* _Task to complete_:
Copy out the complete listing, word for word.

* _Data extract_:
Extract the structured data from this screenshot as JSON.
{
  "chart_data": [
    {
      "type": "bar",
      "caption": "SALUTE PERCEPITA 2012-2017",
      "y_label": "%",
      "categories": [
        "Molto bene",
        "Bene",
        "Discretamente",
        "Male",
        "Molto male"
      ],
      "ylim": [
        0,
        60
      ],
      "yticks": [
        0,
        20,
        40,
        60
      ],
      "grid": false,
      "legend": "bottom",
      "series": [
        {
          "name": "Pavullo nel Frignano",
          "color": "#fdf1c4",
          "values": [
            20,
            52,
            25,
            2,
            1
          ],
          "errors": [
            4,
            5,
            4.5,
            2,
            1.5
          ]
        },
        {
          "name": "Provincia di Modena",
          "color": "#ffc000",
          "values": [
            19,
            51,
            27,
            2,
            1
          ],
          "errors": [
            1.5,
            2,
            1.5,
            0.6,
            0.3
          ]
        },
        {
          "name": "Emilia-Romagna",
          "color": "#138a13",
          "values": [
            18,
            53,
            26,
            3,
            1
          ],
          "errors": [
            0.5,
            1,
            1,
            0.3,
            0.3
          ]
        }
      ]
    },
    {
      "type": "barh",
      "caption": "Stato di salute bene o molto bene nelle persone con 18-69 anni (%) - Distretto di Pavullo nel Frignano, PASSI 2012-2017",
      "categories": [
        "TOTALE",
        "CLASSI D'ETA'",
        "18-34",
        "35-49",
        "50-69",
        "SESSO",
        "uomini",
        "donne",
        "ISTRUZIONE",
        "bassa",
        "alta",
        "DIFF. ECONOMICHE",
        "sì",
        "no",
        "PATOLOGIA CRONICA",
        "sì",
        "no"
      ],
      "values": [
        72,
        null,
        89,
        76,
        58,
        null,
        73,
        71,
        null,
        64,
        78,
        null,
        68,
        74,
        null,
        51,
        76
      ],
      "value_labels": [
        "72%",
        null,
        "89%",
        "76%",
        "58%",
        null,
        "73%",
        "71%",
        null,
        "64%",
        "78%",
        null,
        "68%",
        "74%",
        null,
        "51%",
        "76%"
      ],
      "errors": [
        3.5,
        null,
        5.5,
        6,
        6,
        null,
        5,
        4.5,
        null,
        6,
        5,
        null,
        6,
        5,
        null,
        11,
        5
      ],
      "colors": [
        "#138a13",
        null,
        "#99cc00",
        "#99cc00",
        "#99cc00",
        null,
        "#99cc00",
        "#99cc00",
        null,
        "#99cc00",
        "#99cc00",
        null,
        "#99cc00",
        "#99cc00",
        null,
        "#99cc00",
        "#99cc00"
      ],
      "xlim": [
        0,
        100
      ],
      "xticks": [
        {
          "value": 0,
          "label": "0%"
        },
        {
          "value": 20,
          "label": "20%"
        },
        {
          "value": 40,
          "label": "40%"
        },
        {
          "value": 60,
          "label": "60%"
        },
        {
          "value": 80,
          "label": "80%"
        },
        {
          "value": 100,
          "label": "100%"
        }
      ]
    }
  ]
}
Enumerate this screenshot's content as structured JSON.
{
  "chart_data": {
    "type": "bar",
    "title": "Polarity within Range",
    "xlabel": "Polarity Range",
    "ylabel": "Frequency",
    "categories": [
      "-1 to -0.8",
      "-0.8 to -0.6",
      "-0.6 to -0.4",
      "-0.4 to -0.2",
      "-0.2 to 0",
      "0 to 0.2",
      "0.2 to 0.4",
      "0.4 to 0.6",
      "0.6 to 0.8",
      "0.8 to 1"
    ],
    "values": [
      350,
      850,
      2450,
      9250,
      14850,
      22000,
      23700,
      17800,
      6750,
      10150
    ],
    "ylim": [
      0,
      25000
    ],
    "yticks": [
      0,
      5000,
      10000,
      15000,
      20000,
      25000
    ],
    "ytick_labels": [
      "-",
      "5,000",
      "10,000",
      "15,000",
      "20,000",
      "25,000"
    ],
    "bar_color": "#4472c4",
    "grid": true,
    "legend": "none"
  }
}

* _Full answer_:
Extract the structured data from this screenshot as JSON.
{
  "chart_data": [
    {
      "type": "bar",
      "caption": "SALUTE PERCEPITA 2012-2017",
      "y_label": "%",
      "categories": [
        "Molto bene",
        "Bene",
        "Discretamente",
        "Male",
        "Molto male"
      ],
      "ylim": [
        0,
        60
      ],
      "yticks": [
        0,
        20,
        40,
        60
      ],
      "grid": false,
      "legend": "bottom",
      "series": [
        {
          "name": "Pavullo nel Frignano",
          "color": "#fdf1c4",
          "values": [
            20,
            52,
            25,
            2,
            1
          ],
          "errors": [
            4,
            5,
            4.5,
            2,
            1.5
          ]
        },
        {
          "name": "Provincia di Modena",
          "color": "#ffc000",
          "values": [
            19,
            51,
            27,
            2,
            1
          ],
          "errors": [
            1.5,
            2,
            1.5,
            0.6,
            0.3
          ]
        },
        {
          "name": "Emilia-Romagna",
          "color": "#138a13",
          "values": [
            18,
            53,
            26,
            3,
            1
          ],
          "errors": [
            0.5,
            1,
            1,
            0.3,
            0.3
          ]
        }
      ]
    },
    {
      "type": "barh",
      "caption": "Stato di salute bene o molto bene nelle persone con 18-69 anni (%) - Distretto di Pavullo nel Frignano, PASSI 2012-2017",
      "categories": [
        "TOTALE",
        "CLASSI D'ETA'",
        "18-34",
        "35-49",
        "50-69",
        "SESSO",
        "uomini",
        "donne",
        "ISTRUZIONE",
        "bassa",
        "alta",
        "DIFF. ECONOMICHE",
        "sì",
        "no",
        "PATOLOGIA CRONICA",
        "sì",
        "no"
      ],
      "values": [
        72,
        null,
        89,
        76,
        58,
        null,
        73,
        71,
        null,
        64,
        78,
        null,
        68,
        74,
        null,
        51,
        76
      ],
      "value_labels": [
        "72%",
        null,
        "89%",
        "76%",
        "58%",
        null,
        "73%",
        "71%",
        null,
        "64%",
        "78%",
        null,
        "68%",
        "74%",
        null,
        "51%",
        "76%"
      ],
      "errors": [
        3.5,
        null,
        5.5,
        6,
        6,
        null,
        5,
        4.5,
        null,
        6,
        5,
        null,
        6,
        5,
        null,
        11,
        5
      ],
      "colors": [
        "#138a13",
        null,
        "#99cc00",
        "#99cc00",
        "#99cc00",
        null,
        "#99cc00",
        "#99cc00",
        null,
        "#99cc00",
        "#99cc00",
        null,
        "#99cc00",
        "#99cc00",
        null,
        "#99cc00",
        "#99cc00"
      ],
      "xlim": [
        0,
        100
      ],
      "xticks": [
        {
          "value": 0,
          "label": "0%"
        },
        {
          "value": 20,
          "label": "20%"
        },
        {
          "value": 40,
          "label": "40%"
        },
        {
          "value": 60,
          "label": "60%"
        },
        {
          "value": 80,
          "label": "80%"
        },
        {
          "value": 100,
          "label": "100%"
        }
      ]
    }
  ]
}
Enumerate this screenshot's content as structured JSON.
{
  "chart_data": {
    "type": "bar",
    "title": "Polarity within Range",
    "xlabel": "Polarity Range",
    "ylabel": "Frequency",
    "categories": [
      "-1 to -0.8",
      "-0.8 to -0.6",
      "-0.6 to -0.4",
      "-0.4 to -0.2",
      "-0.2 to 0",
      "0 to 0.2",
      "0.2 to 0.4",
      "0.4 to 0.6",
      "0.6 to 0.8",
      "0.8 to 1"
    ],
    "values": [
      350,
      850,
      2450,
      9250,
      14850,
      22000,
      23700,
      17800,
      6750,
      10150
    ],
    "ylim": [
      0,
      25000
    ],
    "yticks": [
      0,
      5000,
      10000,
      15000,
      20000,
      25000
    ],
    "ytick_labels": [
      "-",
      "5,000",
      "10,000",
      "15,000",
      "20,000",
      "25,000"
    ],
    "bar_color": "#4472c4",
    "grid": true,
    "legend": "none"
  }
}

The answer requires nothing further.